--- Begin ---

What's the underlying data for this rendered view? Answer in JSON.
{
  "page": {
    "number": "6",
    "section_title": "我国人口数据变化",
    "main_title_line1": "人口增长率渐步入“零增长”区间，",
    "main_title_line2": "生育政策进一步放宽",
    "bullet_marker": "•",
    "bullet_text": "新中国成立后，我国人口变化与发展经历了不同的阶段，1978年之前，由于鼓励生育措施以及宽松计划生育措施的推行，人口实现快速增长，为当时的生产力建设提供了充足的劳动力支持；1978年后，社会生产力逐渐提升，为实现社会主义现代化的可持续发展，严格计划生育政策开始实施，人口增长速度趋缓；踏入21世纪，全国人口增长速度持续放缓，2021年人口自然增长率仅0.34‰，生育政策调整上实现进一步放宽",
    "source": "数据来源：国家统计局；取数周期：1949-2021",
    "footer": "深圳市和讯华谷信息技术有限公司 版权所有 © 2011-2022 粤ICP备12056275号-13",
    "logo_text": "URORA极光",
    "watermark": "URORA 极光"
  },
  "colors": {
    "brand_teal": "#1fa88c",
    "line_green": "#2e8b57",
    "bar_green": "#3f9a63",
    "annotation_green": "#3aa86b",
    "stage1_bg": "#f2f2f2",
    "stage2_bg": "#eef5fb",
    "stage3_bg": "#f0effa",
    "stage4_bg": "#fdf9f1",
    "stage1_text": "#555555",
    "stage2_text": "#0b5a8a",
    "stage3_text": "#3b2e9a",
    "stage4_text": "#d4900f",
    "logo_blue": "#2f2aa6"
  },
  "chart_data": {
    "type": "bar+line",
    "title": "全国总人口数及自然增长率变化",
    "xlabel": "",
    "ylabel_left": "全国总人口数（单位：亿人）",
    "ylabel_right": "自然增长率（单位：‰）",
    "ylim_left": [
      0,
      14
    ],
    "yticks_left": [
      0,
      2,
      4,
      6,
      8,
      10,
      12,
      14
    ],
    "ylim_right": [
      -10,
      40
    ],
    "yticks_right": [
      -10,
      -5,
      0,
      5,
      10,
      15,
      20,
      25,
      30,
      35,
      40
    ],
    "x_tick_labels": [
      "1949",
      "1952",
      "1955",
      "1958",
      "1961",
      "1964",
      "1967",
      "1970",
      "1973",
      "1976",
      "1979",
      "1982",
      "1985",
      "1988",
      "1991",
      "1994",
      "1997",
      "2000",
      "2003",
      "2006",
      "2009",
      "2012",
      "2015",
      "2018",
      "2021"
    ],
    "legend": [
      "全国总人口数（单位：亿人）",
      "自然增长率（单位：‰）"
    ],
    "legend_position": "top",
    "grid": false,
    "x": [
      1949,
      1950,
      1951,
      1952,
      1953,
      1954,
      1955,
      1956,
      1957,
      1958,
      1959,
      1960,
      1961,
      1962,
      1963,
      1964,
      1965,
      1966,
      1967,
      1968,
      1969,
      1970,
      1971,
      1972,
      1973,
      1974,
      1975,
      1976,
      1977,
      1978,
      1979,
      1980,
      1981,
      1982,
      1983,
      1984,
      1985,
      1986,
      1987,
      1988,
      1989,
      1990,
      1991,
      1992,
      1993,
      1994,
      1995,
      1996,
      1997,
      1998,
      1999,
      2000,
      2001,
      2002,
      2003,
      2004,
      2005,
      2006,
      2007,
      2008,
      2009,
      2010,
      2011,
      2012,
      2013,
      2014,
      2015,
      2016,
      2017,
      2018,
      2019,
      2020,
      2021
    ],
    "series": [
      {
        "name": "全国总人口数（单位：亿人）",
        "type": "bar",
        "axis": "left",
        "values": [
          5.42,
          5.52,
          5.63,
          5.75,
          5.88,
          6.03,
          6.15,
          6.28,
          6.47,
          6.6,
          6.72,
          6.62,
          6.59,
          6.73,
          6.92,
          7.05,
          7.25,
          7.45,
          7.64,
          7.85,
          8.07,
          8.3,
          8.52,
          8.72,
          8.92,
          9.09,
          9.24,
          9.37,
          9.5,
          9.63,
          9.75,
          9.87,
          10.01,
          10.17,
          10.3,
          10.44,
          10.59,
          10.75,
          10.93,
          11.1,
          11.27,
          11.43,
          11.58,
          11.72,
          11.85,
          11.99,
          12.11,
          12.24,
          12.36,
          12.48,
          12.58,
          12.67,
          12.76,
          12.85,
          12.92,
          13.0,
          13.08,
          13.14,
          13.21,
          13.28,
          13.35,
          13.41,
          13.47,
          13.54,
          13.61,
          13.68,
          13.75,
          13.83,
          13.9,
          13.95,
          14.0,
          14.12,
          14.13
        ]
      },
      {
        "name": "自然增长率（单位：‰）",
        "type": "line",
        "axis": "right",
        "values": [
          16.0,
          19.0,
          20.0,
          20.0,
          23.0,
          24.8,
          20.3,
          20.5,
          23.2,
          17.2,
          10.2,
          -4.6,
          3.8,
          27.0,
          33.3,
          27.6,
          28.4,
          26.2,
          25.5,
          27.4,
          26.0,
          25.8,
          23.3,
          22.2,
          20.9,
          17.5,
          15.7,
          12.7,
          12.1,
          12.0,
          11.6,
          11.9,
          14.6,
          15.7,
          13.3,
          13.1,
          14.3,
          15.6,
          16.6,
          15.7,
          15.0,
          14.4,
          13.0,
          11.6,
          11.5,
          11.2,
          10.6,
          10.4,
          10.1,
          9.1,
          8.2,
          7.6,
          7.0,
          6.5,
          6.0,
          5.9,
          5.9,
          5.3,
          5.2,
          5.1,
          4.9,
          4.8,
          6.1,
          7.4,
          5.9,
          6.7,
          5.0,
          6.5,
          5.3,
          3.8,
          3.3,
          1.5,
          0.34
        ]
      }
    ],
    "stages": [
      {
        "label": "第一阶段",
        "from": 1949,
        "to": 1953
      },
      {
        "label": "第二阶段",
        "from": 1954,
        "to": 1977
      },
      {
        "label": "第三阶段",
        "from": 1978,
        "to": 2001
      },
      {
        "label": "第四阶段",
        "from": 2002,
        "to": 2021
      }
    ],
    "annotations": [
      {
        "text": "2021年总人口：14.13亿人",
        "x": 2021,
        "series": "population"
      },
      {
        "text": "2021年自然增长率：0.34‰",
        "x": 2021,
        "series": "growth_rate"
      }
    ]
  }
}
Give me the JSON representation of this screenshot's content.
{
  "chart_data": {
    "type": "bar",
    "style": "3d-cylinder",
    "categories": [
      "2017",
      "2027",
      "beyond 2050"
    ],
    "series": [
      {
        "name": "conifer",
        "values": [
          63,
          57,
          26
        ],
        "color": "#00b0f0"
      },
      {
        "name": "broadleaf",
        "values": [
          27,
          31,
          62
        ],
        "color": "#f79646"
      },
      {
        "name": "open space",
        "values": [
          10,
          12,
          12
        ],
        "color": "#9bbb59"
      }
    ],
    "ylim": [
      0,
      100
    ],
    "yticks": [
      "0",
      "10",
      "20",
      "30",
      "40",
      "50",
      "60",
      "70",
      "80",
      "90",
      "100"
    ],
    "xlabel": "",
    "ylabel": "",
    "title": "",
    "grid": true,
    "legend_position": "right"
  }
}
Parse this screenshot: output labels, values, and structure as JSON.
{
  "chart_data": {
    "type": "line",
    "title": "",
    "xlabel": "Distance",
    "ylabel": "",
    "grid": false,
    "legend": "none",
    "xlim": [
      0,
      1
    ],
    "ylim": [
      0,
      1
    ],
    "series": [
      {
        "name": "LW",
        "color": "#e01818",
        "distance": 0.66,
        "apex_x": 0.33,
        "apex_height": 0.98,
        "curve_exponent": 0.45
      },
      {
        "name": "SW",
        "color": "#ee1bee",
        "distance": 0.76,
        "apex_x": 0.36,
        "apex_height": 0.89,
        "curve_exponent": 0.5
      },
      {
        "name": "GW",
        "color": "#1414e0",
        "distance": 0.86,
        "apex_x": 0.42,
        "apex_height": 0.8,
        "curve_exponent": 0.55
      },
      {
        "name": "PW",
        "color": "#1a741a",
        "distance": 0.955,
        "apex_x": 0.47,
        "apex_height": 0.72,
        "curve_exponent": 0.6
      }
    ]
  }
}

--- End ---

▶ Work to do
Everything from the line containing "Parse this screenshot: output" to the end of the data above should be quoted exactly, please, both ends included, and nothing outside that span.

▶ Output of the exercise
Parse this screenshot: output labels, values, and structure as JSON.
{
  "chart_data": {
    "type": "line",
    "title": "",
    "xlabel": "Distance",
    "ylabel": "",
    "grid": false,
    "legend": "none",
    "xlim": [
      0,
      1
    ],
    "ylim": [
      0,
      1
    ],
    "series": [
      {
        "name": "LW",
        "color": "#e01818",
        "distance": 0.66,
        "apex_x": 0.33,
        "apex_height": 0.98,
        "curve_exponent": 0.45
      },
      {
        "name": "SW",
        "color": "#ee1bee",
        "distance": 0.76,
        "apex_x": 0.36,
        "apex_height": 0.89,
        "curve_exponent": 0.5
      },
      {
        "name": "GW",
        "color": "#1414e0",
        "distance": 0.86,
        "apex_x": 0.42,
        "apex_height": 0.8,
        "curve_exponent": 0.55
      },
      {
        "name": "PW",
        "color": "#1a741a",
        "distance": 0.955,
        "apex_x": 0.47,
        "apex_height": 0.72,
        "curve_exponent": 0.6
      }
    ]
  }
}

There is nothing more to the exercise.